* _What you are asked to do_:
Leave out the images; return the rest of the data exactly.

* _Data to process_:
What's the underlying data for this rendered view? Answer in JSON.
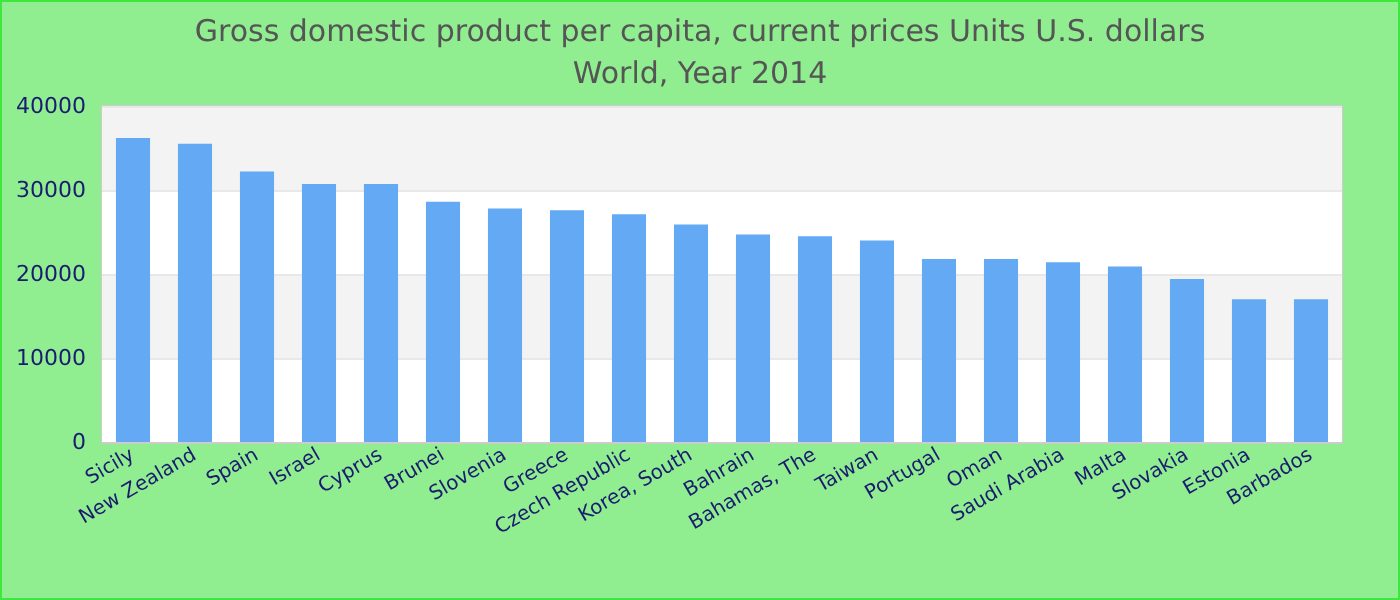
{
  "chart_data": {
    "type": "bar",
    "title": "Gross domestic product per capita, current prices Units U.S. dollars",
    "subtitle": "World, Year 2014",
    "categories": [
      "Sicily",
      "New Zealand",
      "Spain",
      "Israel",
      "Cyprus",
      "Brunei",
      "Slovenia",
      "Greece",
      "Czech Republic",
      "Korea, South",
      "Bahrain",
      "Bahamas, The",
      "Taiwan",
      "Portugal",
      "Oman",
      "Saudi Arabia",
      "Malta",
      "Slovakia",
      "Estonia",
      "Barbados"
    ],
    "values": [
      36200,
      35500,
      32200,
      30700,
      30700,
      28600,
      27800,
      27600,
      27100,
      25900,
      24700,
      24500,
      24000,
      21800,
      21800,
      21400,
      20900,
      19400,
      17000,
      17000
    ],
    "color": "#63a9f3",
    "ylim": [
      0,
      40000
    ],
    "yticks": [
      0,
      10000,
      20000,
      30000,
      40000
    ],
    "grid": "y"
  }
}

* _Final result_:
What's the underlying data for this rendered view? Answer in JSON.
{
  "chart_data": {
    "type": "bar",
    "title": "Gross domestic product per capita, current prices Units U.S. dollars",
    "subtitle": "World, Year 2014",
    "categories": [
      "Sicily",
      "New Zealand",
      "Spain",
      "Israel",
      "Cyprus",
      "Brunei",
      "Slovenia",
      "Greece",
      "Czech Republic",
      "Korea, South",
      "Bahrain",
      "Bahamas, The",
      "Taiwan",
      "Portugal",
      "Oman",
      "Saudi Arabia",
      "Malta",
      "Slovakia",
      "Estonia",
      "Barbados"
    ],
    "values": [
      36200,
      35500,
      32200,
      30700,
      30700,
      28600,
      27800,
      27600,
      27100,
      25900,
      24700,
      24500,
      24000,
      21800,
      21800,
      21400,
      20900,
      19400,
      17000,
      17000
    ],
    "color": "#63a9f3",
    "ylim": [
      0,
      40000
    ],
    "yticks": [
      0,
      10000,
      20000,
      30000,
      40000
    ],
    "grid": "y"
  }
}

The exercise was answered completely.